■ **Written instruction**:
Retype the data that follows line by line, exactly, and leave its pictures out.

■ **Items**:

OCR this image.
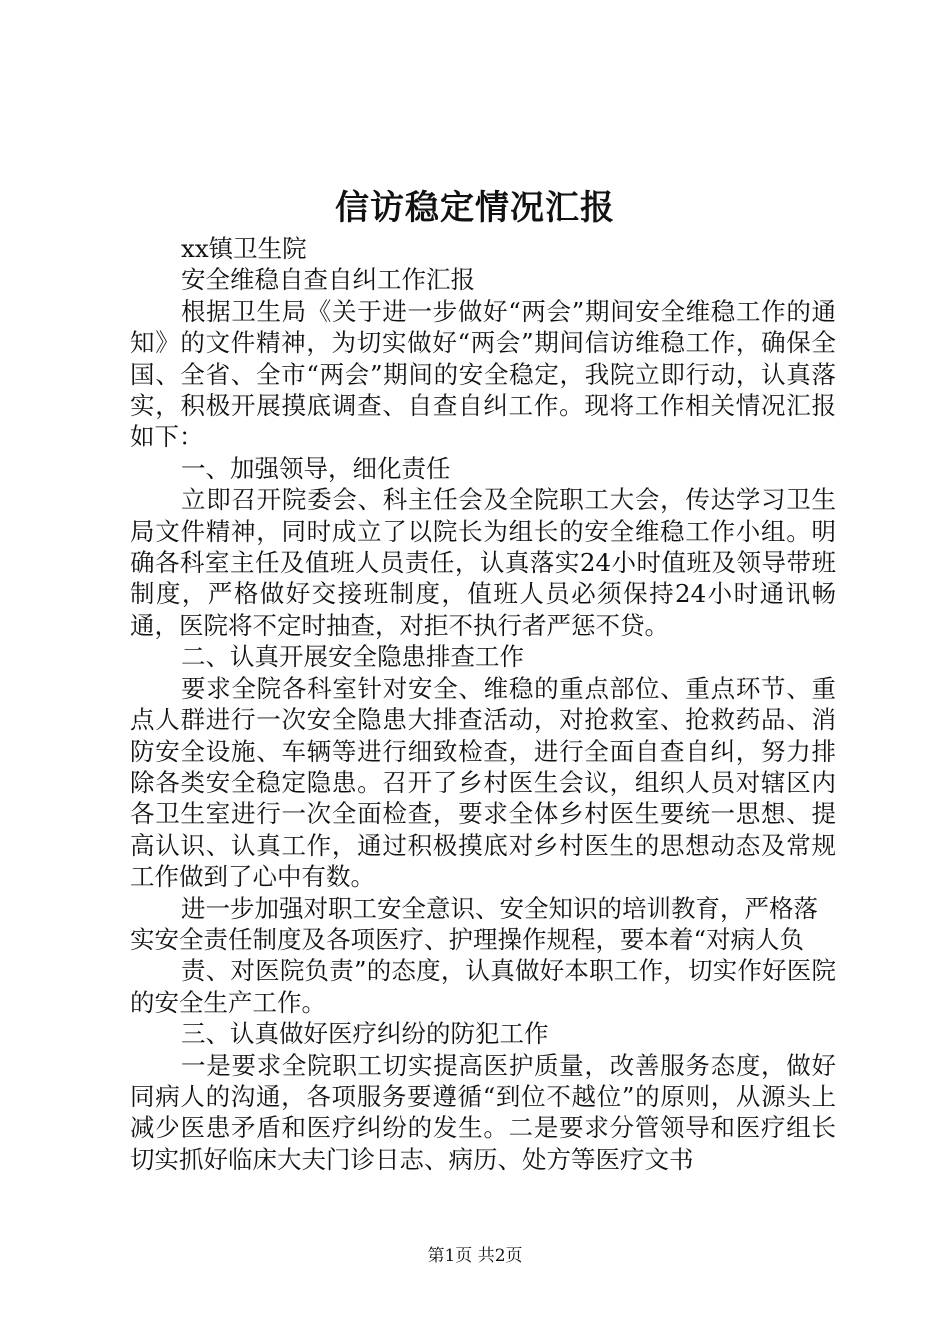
信访稳定情况汇报

xx镇卫生院

安全维稳自查自纠工作汇报

根据卫生局《关于进一步做好“两会”期间安全维稳工作的通知》的文件精神，为切实做好“两会”期间信访维稳工作，确保全国、全省、全市“两会”期间的安全稳定，我院立即行动，认真落实，积极开展摸底调查、自查自纠工作。现将工作相关情况汇报如下：

一、加强领导，细化责任

立即召开院委会、科主任会及全院职工大会，传达学习卫生局文件精神，同时成立了以院长为组长的安全维稳工作小组。明确各科室主任及值班人员责任，认真落实24小时值班及领导带班制度，严格做好交接班制度，值班人员必须保持24小时通讯畅通，医院将不定时抽查，对拒不执行者严惩不贷。

二、认真开展安全隐患排查工作

要求全院各科室针对安全、维稳的重点部位、重点环节、重点人群进行一次安全隐患大排查活动，对抢救室、抢救药品、消防安全设施、车辆等进行细致检查，进行全面自查自纠，努力排除各类安全稳定隐患。召开了乡村医生会议，组织人员对辖区内各卫生室进行一次全面检查，要求全体乡村医生要统一思想、提高认识、认真工作，通过积极摸底对乡村医生的思想动态及常规工作做到了心中有数。

进一步加强对职工安全意识、安全知识的培训教育，严格落实安全责任制度及各项医疗、护理操作规程，要本着“对病人负

责、对医院负责”的态度，认真做好本职工作，切实作好医院的安全生产工作。

三、认真做好医疗纠纷的防犯工作

一是要求全院职工切实提高医护质量，改善服务态度，做好同病人的沟通，各项服务要遵循“到位不越位”的原则，从源头上减少医患矛盾和医疗纠纷的发生。二是要求分管领导和医疗组长切实抓好临床大夫门诊日志、病历、处方等医疗文书

第1页 共2页
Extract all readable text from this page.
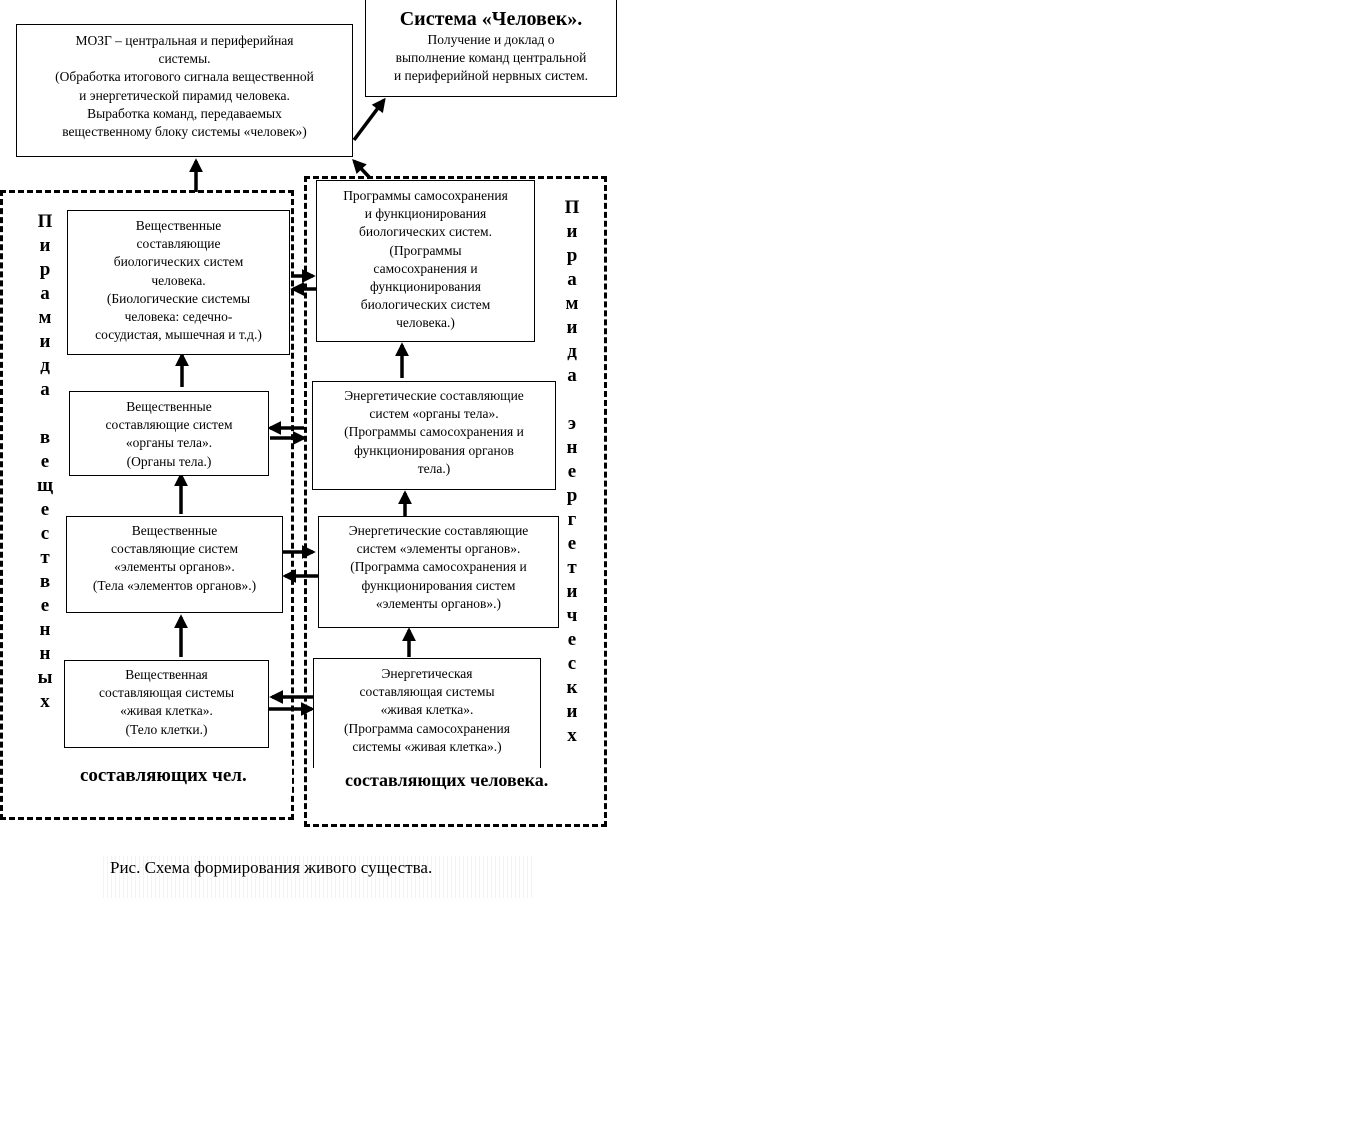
МОЗГ – центральная и периферийная
системы.
(Обработка итогового сигнала вещественной
и энергетической пирамид человека.
Выработка команд, передаваемых
вещественному блоку системы «человек»)
Система «Человек».
Получение и доклад о
выполнение команд центральной
и периферийной нервных систем.
Вещественные
составляющие
биологических систем
человека.
(Биологические системы
человека: седечно-
сосудистая, мышечная и т.д.)
Вещественные
составляющие систем
«органы тела».
(Органы тела.)
Вещественные
составляющие систем
«элементы органов».
(Тела «элементов органов».)
Вещественная
составляющая системы
«живая клетка».
(Тело клетки.)
Программы самосохранения
и функционирования
биологических систем.
(Программы
самосохранения и
функционирования
биологических систем
человека.)
Энергетические составляющие
систем «органы тела».
(Программы самосохранения и
функционирования органов
тела.)
Энергетические составляющие
систем «элементы органов».
(Программа самосохранения и
функционирования систем
«элементы органов».)
Энергетическая
составляющая системы
«живая клетка».
(Программа самосохранения
системы «живая клетка».)
П
и
р
а
м
и
д
а

в
е
щ
е
с
т
в
е
н
н
ы
х
П
и
р
а
м
и
д
а

э
н
е
р
г
е
т
и
ч
е
с
к
и
х
составляющих чел.	составляющих человека.
Рис. Схема формирования живого существа.
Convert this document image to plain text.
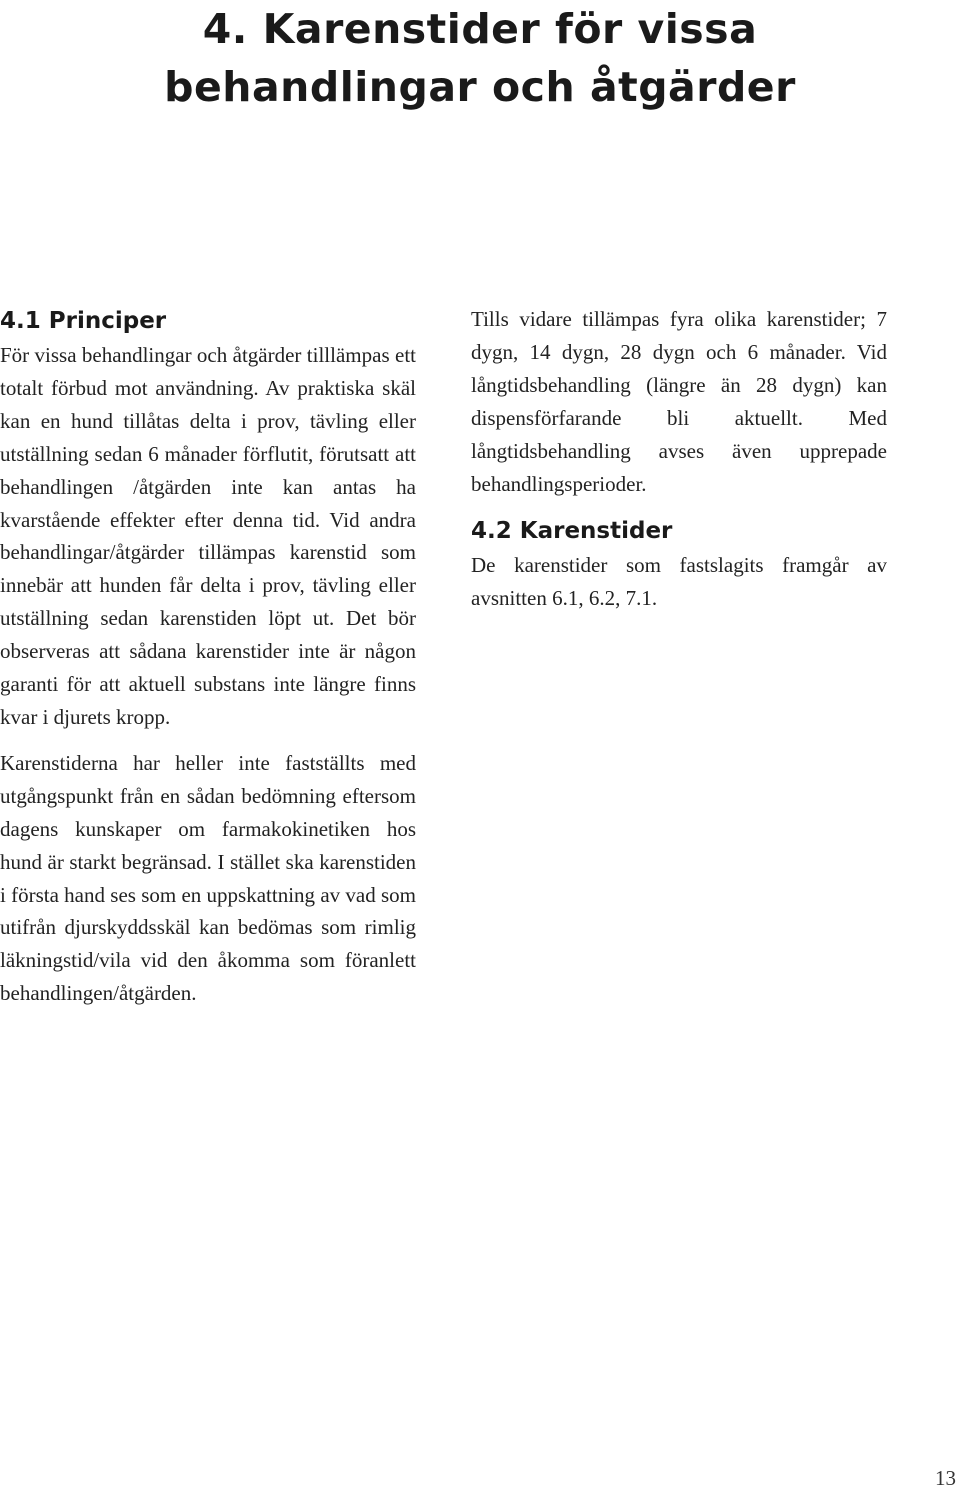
4. Karenstider för vissa
behandlingar och åtgärder
4.1 Principer

För vissa behandlingar och åtgärder tilllämpas ett totalt förbud mot användning. Av praktiska skäl kan en hund tillåtas delta i prov, tävling eller utställning sedan 6 månader förflutit, förutsatt att behandlingen /åtgärden inte kan antas ha kvarstående effekter efter denna tid. Vid andra behandlingar/åtgärder tillämpas karenstid som innebär att hunden får delta i prov, tävling eller utställning sedan karenstiden löpt ut. Det bör observeras att sådana karenstider inte är någon garanti för att aktuell substans inte längre finns kvar i djurets kropp.

Karenstiderna har heller inte fastställts med utgångspunkt från en sådan bedömning eftersom dagens kunskaper om farmakokinetiken hos hund är starkt begränsad. I stället ska karenstiden i första hand ses som en uppskattning av vad som utifrån djurskyddsskäl kan bedömas som rimlig läkningstid/vila vid den åkomma som föranlett behandlingen/åtgärden.

Tills vidare tillämpas fyra olika karenstider; 7 dygn, 14 dygn, 28 dygn och 6 månader. Vid långtidsbehandling (längre än 28 dygn) kan dispensförfarande bli aktuellt. Med långtidsbehandling avses även upprepade behandlingsperioder.

4.2 Karenstider

De karenstider som fastslagits framgår av avsnitten 6.1, 6.2, 7.1.

13
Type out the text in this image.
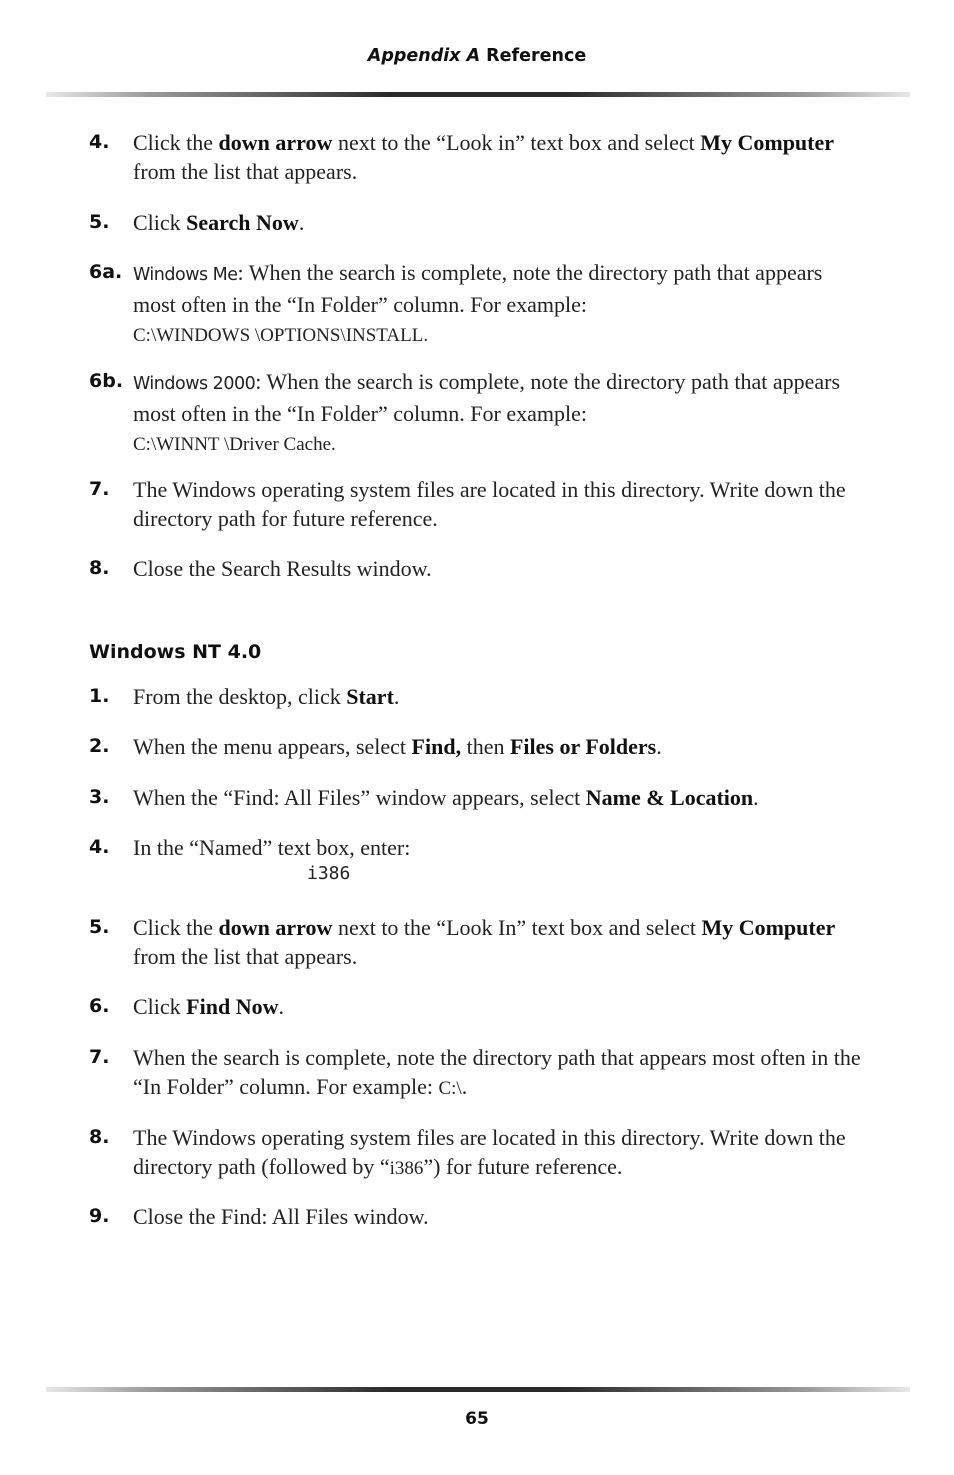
Appendix A Reference
4. Click the down arrow next to the “Look in” text box and select My Computer from the list that appears.
5. Click Search Now.
6a. Windows Me: When the search is complete, note the directory path that appears most often in the “In Folder” column. For example:
C:\WINDOWS \OPTIONS\INSTALL.
6b. Windows 2000: When the search is complete, note the directory path that appears most often in the “In Folder” column. For example:
C:\WINNT \Driver Cache.
7. The Windows operating system files are located in this directory. Write down the directory path for future reference.
8. Close the Search Results window.
Windows NT 4.0
1. From the desktop, click Start.
2. When the menu appears, select Find, then Files or Folders.
3. When the “Find: All Files” window appears, select Name & Location.
4. In the “Named” text box, enter:
i386
5. Click the down arrow next to the “Look In” text box and select My Computer from the list that appears.
6. Click Find Now.
7. When the search is complete, note the directory path that appears most often in the “In Folder” column. For example: C:\.
8. The Windows operating system files are located in this directory. Write down the directory path (followed by “i386”) for future reference.
9. Close the Find: All Files window.
65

■ **Result for this exercise**:
OCR this image.
信访稳定情况汇报

xx镇卫生院

安全维稳自查自纠工作汇报

根据卫生局《关于进一步做好“两会”期间安全维稳工作的通知》的文件精神，为切实做好“两会”期间信访维稳工作，确保全国、全省、全市“两会”期间的安全稳定，我院立即行动，认真落实，积极开展摸底调查、自查自纠工作。现将工作相关情况汇报如下：

一、加强领导，细化责任

立即召开院委会、科主任会及全院职工大会，传达学习卫生局文件精神，同时成立了以院长为组长的安全维稳工作小组。明确各科室主任及值班人员责任，认真落实24小时值班及领导带班制度，严格做好交接班制度，值班人员必须保持24小时通讯畅通，医院将不定时抽查，对拒不执行者严惩不贷。

二、认真开展安全隐患排查工作

要求全院各科室针对安全、维稳的重点部位、重点环节、重点人群进行一次安全隐患大排查活动，对抢救室、抢救药品、消防安全设施、车辆等进行细致检查，进行全面自查自纠，努力排除各类安全稳定隐患。召开了乡村医生会议，组织人员对辖区内各卫生室进行一次全面检查，要求全体乡村医生要统一思想、提高认识、认真工作，通过积极摸底对乡村医生的思想动态及常规工作做到了心中有数。

进一步加强对职工安全意识、安全知识的培训教育，严格落实安全责任制度及各项医疗、护理操作规程，要本着“对病人负

责、对医院负责”的态度，认真做好本职工作，切实作好医院的安全生产工作。

三、认真做好医疗纠纷的防犯工作

一是要求全院职工切实提高医护质量，改善服务态度，做好同病人的沟通，各项服务要遵循“到位不越位”的原则，从源头上减少医患矛盾和医疗纠纷的发生。二是要求分管领导和医疗组长切实抓好临床大夫门诊日志、病历、处方等医疗文书

第1页 共2页
Extract all readable text from this page.
МОЗГ – центральная и периферийная
системы.
(Обработка итогового сигнала вещественной
и энергетической пирамид человека.
Выработка команд, передаваемых
вещественному блоку системы «человек»)
Система «Человек».
Получение и доклад о
выполнение команд центральной
и периферийной нервных систем.
Вещественные
составляющие
биологических систем
человека.
(Биологические системы
человека: седечно-
сосудистая, мышечная и т.д.)
Вещественные
составляющие систем
«органы тела».
(Органы тела.)
Вещественные
составляющие систем
«элементы органов».
(Тела «элементов органов».)
Вещественная
составляющая системы
«живая клетка».
(Тело клетки.)
Программы самосохранения
и функционирования
биологических систем.
(Программы
самосохранения и
функционирования
биологических систем
человека.)
Энергетические составляющие
систем «органы тела».
(Программы самосохранения и
функционирования органов
тела.)
Энергетические составляющие
систем «элементы органов».
(Программа самосохранения и
функционирования систем
«элементы органов».)
Энергетическая
составляющая системы
«живая клетка».
(Программа самосохранения
системы «живая клетка».)
П
и
р
а
м
и
д
а

в
е
щ
е
с
т
в
е
н
н
ы
х
П
и
р
а
м
и
д
а

э
н
е
р
г
е
т
и
ч
е
с
к
и
х
составляющих чел.	составляющих человека.
Рис. Схема формирования живого существа.
Convert this document image to plain text.
4. Karenstider för vissa
behandlingar och åtgärder
4.1 Principer

För vissa behandlingar och åtgärder tilllämpas ett totalt förbud mot användning. Av praktiska skäl kan en hund tillåtas delta i prov, tävling eller utställning sedan 6 månader förflutit, förutsatt att behandlingen /åtgärden inte kan antas ha kvarstående effekter efter denna tid. Vid andra behandlingar/åtgärder tillämpas karenstid som innebär att hunden får delta i prov, tävling eller utställning sedan karenstiden löpt ut. Det bör observeras att sådana karenstider inte är någon garanti för att aktuell substans inte längre finns kvar i djurets kropp.

Karenstiderna har heller inte fastställts med utgångspunkt från en sådan bedömning eftersom dagens kunskaper om farmakokinetiken hos hund är starkt begränsad. I stället ska karenstiden i första hand ses som en uppskattning av vad som utifrån djurskyddsskäl kan bedömas som rimlig läkningstid/vila vid den åkomma som föranlett behandlingen/åtgärden.

Tills vidare tillämpas fyra olika karenstider; 7 dygn, 14 dygn, 28 dygn och 6 månader. Vid långtidsbehandling (längre än 28 dygn) kan dispensförfarande bli aktuellt. Med långtidsbehandling avses även upprepade behandlingsperioder.

4.2 Karenstider

De karenstider som fastslagits framgår av avsnitten 6.1, 6.2, 7.1.

13
Type out the text in this image.
Appendix A Reference
4. Click the down arrow next to the “Look in” text box and select My Computer from the list that appears.
5. Click Search Now.
6a. Windows Me: When the search is complete, note the directory path that appears most often in the “In Folder” column. For example:
C:\WINDOWS \OPTIONS\INSTALL.
6b. Windows 2000: When the search is complete, note the directory path that appears most often in the “In Folder” column. For example:
C:\WINNT \Driver Cache.
7. The Windows operating system files are located in this directory. Write down the directory path for future reference.
8. Close the Search Results window.
Windows NT 4.0
1. From the desktop, click Start.
2. When the menu appears, select Find, then Files or Folders.
3. When the “Find: All Files” window appears, select Name & Location.
4. In the “Named” text box, enter:
i386
5. Click the down arrow next to the “Look In” text box and select My Computer from the list that appears.
6. Click Find Now.
7. When the search is complete, note the directory path that appears most often in the “In Folder” column. For example: C:\.
8. The Windows operating system files are located in this directory. Write down the directory path (followed by “i386”) for future reference.
9. Close the Find: All Files window.
65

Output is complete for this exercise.